# Task statement
Transcribe each of the records below exactly, excluding all pictures.

# Provided data
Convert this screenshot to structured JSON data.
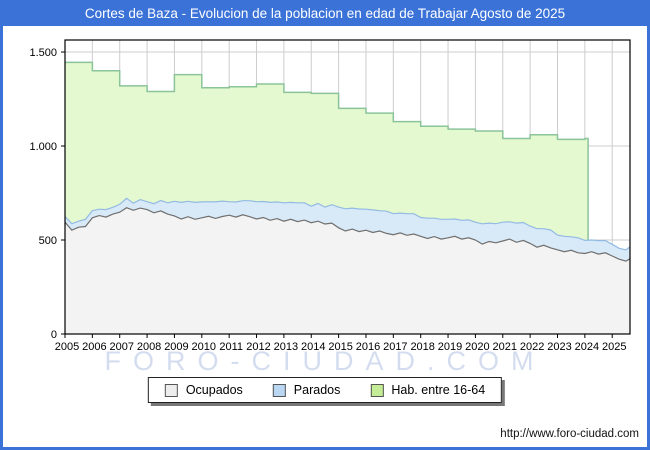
{
  "window": {
    "title": "Cortes de Baza - Evolucion de la poblacion en edad de Trabajar Agosto de 2025"
  },
  "watermark": "FORO-CIUDAD.COM",
  "footer": {
    "url": "http://www.foro-ciudad.com"
  },
  "colors": {
    "frame": "#3b72d8",
    "titlebar": "#3b72d8",
    "plot_border": "#000000",
    "gridline": "#cdcdcd",
    "ocupados_fill": "#f3f3f3",
    "ocupados_line": "#6f6f6f",
    "parados_fill": "#d8e9f7",
    "parados_line": "#93bae4",
    "habitantes_fill": "#e4f9cf",
    "habitantes_line": "#8bc49a",
    "watermark": "#b9c7e6"
  },
  "legend": {
    "items": [
      {
        "label": "Ocupados",
        "color": "#ededed"
      },
      {
        "label": "Parados",
        "color": "#b9d6f2"
      },
      {
        "label": "Hab. entre 16-64",
        "color": "#c5ed97"
      }
    ]
  },
  "chart_data": {
    "type": "area",
    "title": "Cortes de Baza - Evolucion de la poblacion en edad de Trabajar Agosto de 2025",
    "xlabel": "",
    "ylabel": "",
    "xlim": [
      2005,
      2025.65
    ],
    "ylim": [
      0,
      1564
    ],
    "grid": true,
    "legend_position": "bottom",
    "x_ticks": [
      2005,
      2006,
      2007,
      2008,
      2009,
      2010,
      2011,
      2012,
      2013,
      2014,
      2015,
      2016,
      2017,
      2018,
      2019,
      2020,
      2021,
      2022,
      2023,
      2024,
      2025
    ],
    "y_ticks": [
      {
        "value": 0,
        "label": "0"
      },
      {
        "value": 500,
        "label": "500"
      },
      {
        "value": 1000,
        "label": "1.000"
      },
      {
        "value": 1500,
        "label": "1.500"
      }
    ],
    "series": [
      {
        "name": "Ocupados",
        "type": "area",
        "fill": "#f3f3f3",
        "stroke": "#6f6f6f",
        "x": [
          2005,
          2005.25,
          2005.5,
          2005.75,
          2006,
          2006.25,
          2006.5,
          2006.75,
          2007,
          2007.25,
          2007.5,
          2007.75,
          2008,
          2008.25,
          2008.5,
          2008.75,
          2009,
          2009.25,
          2009.5,
          2009.75,
          2010,
          2010.25,
          2010.5,
          2010.75,
          2011,
          2011.25,
          2011.5,
          2011.75,
          2012,
          2012.25,
          2012.5,
          2012.75,
          2013,
          2013.25,
          2013.5,
          2013.75,
          2014,
          2014.25,
          2014.5,
          2014.75,
          2015,
          2015.25,
          2015.5,
          2015.75,
          2016,
          2016.25,
          2016.5,
          2016.75,
          2017,
          2017.25,
          2017.5,
          2017.75,
          2018,
          2018.25,
          2018.5,
          2018.75,
          2019,
          2019.25,
          2019.5,
          2019.75,
          2020,
          2020.25,
          2020.5,
          2020.75,
          2021,
          2021.25,
          2021.5,
          2021.75,
          2022,
          2022.25,
          2022.5,
          2022.75,
          2023,
          2023.25,
          2023.5,
          2023.75,
          2024,
          2024.25,
          2024.5,
          2024.75,
          2025,
          2025.25,
          2025.5,
          2025.65
        ],
        "values": [
          595,
          552,
          568,
          572,
          618,
          630,
          622,
          638,
          648,
          672,
          658,
          670,
          662,
          645,
          655,
          638,
          628,
          612,
          624,
          610,
          618,
          626,
          615,
          625,
          632,
          622,
          634,
          624,
          612,
          620,
          605,
          614,
          600,
          610,
          598,
          606,
          592,
          600,
          585,
          590,
          565,
          548,
          558,
          545,
          552,
          540,
          548,
          535,
          528,
          538,
          525,
          532,
          520,
          508,
          518,
          505,
          512,
          520,
          505,
          512,
          500,
          478,
          492,
          485,
          495,
          505,
          488,
          498,
          482,
          462,
          472,
          458,
          448,
          438,
          445,
          432,
          428,
          438,
          425,
          432,
          415,
          398,
          388,
          400
        ]
      },
      {
        "name": "Parados",
        "type": "area",
        "stacked_on": "Ocupados",
        "fill": "#d8e9f7",
        "stroke": "#93bae4",
        "x_ref": 0,
        "values": [
          30,
          35,
          32,
          38,
          38,
          34,
          40,
          36,
          42,
          50,
          38,
          45,
          42,
          48,
          55,
          60,
          78,
          88,
          82,
          90,
          85,
          78,
          88,
          82,
          72,
          80,
          75,
          85,
          92,
          85,
          95,
          88,
          98,
          90,
          100,
          92,
          88,
          95,
          90,
          98,
          110,
          118,
          112,
          120,
          112,
          120,
          108,
          118,
          112,
          105,
          115,
          108,
          100,
          108,
          98,
          105,
          98,
          92,
          100,
          95,
          95,
          108,
          98,
          102,
          100,
          92,
          102,
          95,
          92,
          98,
          88,
          95,
          78,
          82,
          72,
          80,
          70,
          62,
          72,
          65,
          62,
          58,
          60,
          64
        ]
      },
      {
        "name": "Hab. entre 16-64",
        "type": "step-area",
        "fill": "#e4f9cf",
        "stroke": "#8bc49a",
        "step_years": [
          2005,
          2006,
          2007,
          2008,
          2009,
          2010,
          2011,
          2012,
          2013,
          2014,
          2015,
          2016,
          2017,
          2018,
          2019,
          2020,
          2021,
          2022,
          2023,
          2024
        ],
        "values": [
          1445,
          1400,
          1320,
          1290,
          1380,
          1310,
          1315,
          1330,
          1285,
          1280,
          1200,
          1175,
          1130,
          1105,
          1090,
          1080,
          1040,
          1060,
          1035,
          1040
        ],
        "end_x": 2024.12
      }
    ]
  }
}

# Full output
Convert this screenshot to structured JSON data.
{
  "window": {
    "title": "Cortes de Baza - Evolucion de la poblacion en edad de Trabajar Agosto de 2025"
  },
  "watermark": "FORO-CIUDAD.COM",
  "footer": {
    "url": "http://www.foro-ciudad.com"
  },
  "colors": {
    "frame": "#3b72d8",
    "titlebar": "#3b72d8",
    "plot_border": "#000000",
    "gridline": "#cdcdcd",
    "ocupados_fill": "#f3f3f3",
    "ocupados_line": "#6f6f6f",
    "parados_fill": "#d8e9f7",
    "parados_line": "#93bae4",
    "habitantes_fill": "#e4f9cf",
    "habitantes_line": "#8bc49a",
    "watermark": "#b9c7e6"
  },
  "legend": {
    "items": [
      {
        "label": "Ocupados",
        "color": "#ededed"
      },
      {
        "label": "Parados",
        "color": "#b9d6f2"
      },
      {
        "label": "Hab. entre 16-64",
        "color": "#c5ed97"
      }
    ]
  },
  "chart_data": {
    "type": "area",
    "title": "Cortes de Baza - Evolucion de la poblacion en edad de Trabajar Agosto de 2025",
    "xlabel": "",
    "ylabel": "",
    "xlim": [
      2005,
      2025.65
    ],
    "ylim": [
      0,
      1564
    ],
    "grid": true,
    "legend_position": "bottom",
    "x_ticks": [
      2005,
      2006,
      2007,
      2008,
      2009,
      2010,
      2011,
      2012,
      2013,
      2014,
      2015,
      2016,
      2017,
      2018,
      2019,
      2020,
      2021,
      2022,
      2023,
      2024,
      2025
    ],
    "y_ticks": [
      {
        "value": 0,
        "label": "0"
      },
      {
        "value": 500,
        "label": "500"
      },
      {
        "value": 1000,
        "label": "1.000"
      },
      {
        "value": 1500,
        "label": "1.500"
      }
    ],
    "series": [
      {
        "name": "Ocupados",
        "type": "area",
        "fill": "#f3f3f3",
        "stroke": "#6f6f6f",
        "x": [
          2005,
          2005.25,
          2005.5,
          2005.75,
          2006,
          2006.25,
          2006.5,
          2006.75,
          2007,
          2007.25,
          2007.5,
          2007.75,
          2008,
          2008.25,
          2008.5,
          2008.75,
          2009,
          2009.25,
          2009.5,
          2009.75,
          2010,
          2010.25,
          2010.5,
          2010.75,
          2011,
          2011.25,
          2011.5,
          2011.75,
          2012,
          2012.25,
          2012.5,
          2012.75,
          2013,
          2013.25,
          2013.5,
          2013.75,
          2014,
          2014.25,
          2014.5,
          2014.75,
          2015,
          2015.25,
          2015.5,
          2015.75,
          2016,
          2016.25,
          2016.5,
          2016.75,
          2017,
          2017.25,
          2017.5,
          2017.75,
          2018,
          2018.25,
          2018.5,
          2018.75,
          2019,
          2019.25,
          2019.5,
          2019.75,
          2020,
          2020.25,
          2020.5,
          2020.75,
          2021,
          2021.25,
          2021.5,
          2021.75,
          2022,
          2022.25,
          2022.5,
          2022.75,
          2023,
          2023.25,
          2023.5,
          2023.75,
          2024,
          2024.25,
          2024.5,
          2024.75,
          2025,
          2025.25,
          2025.5,
          2025.65
        ],
        "values": [
          595,
          552,
          568,
          572,
          618,
          630,
          622,
          638,
          648,
          672,
          658,
          670,
          662,
          645,
          655,
          638,
          628,
          612,
          624,
          610,
          618,
          626,
          615,
          625,
          632,
          622,
          634,
          624,
          612,
          620,
          605,
          614,
          600,
          610,
          598,
          606,
          592,
          600,
          585,
          590,
          565,
          548,
          558,
          545,
          552,
          540,
          548,
          535,
          528,
          538,
          525,
          532,
          520,
          508,
          518,
          505,
          512,
          520,
          505,
          512,
          500,
          478,
          492,
          485,
          495,
          505,
          488,
          498,
          482,
          462,
          472,
          458,
          448,
          438,
          445,
          432,
          428,
          438,
          425,
          432,
          415,
          398,
          388,
          400
        ]
      },
      {
        "name": "Parados",
        "type": "area",
        "stacked_on": "Ocupados",
        "fill": "#d8e9f7",
        "stroke": "#93bae4",
        "x_ref": 0,
        "values": [
          30,
          35,
          32,
          38,
          38,
          34,
          40,
          36,
          42,
          50,
          38,
          45,
          42,
          48,
          55,
          60,
          78,
          88,
          82,
          90,
          85,
          78,
          88,
          82,
          72,
          80,
          75,
          85,
          92,
          85,
          95,
          88,
          98,
          90,
          100,
          92,
          88,
          95,
          90,
          98,
          110,
          118,
          112,
          120,
          112,
          120,
          108,
          118,
          112,
          105,
          115,
          108,
          100,
          108,
          98,
          105,
          98,
          92,
          100,
          95,
          95,
          108,
          98,
          102,
          100,
          92,
          102,
          95,
          92,
          98,
          88,
          95,
          78,
          82,
          72,
          80,
          70,
          62,
          72,
          65,
          62,
          58,
          60,
          64
        ]
      },
      {
        "name": "Hab. entre 16-64",
        "type": "step-area",
        "fill": "#e4f9cf",
        "stroke": "#8bc49a",
        "step_years": [
          2005,
          2006,
          2007,
          2008,
          2009,
          2010,
          2011,
          2012,
          2013,
          2014,
          2015,
          2016,
          2017,
          2018,
          2019,
          2020,
          2021,
          2022,
          2023,
          2024
        ],
        "values": [
          1445,
          1400,
          1320,
          1290,
          1380,
          1310,
          1315,
          1330,
          1285,
          1280,
          1200,
          1175,
          1130,
          1105,
          1090,
          1080,
          1040,
          1060,
          1035,
          1040
        ],
        "end_x": 2024.12
      }
    ]
  }
}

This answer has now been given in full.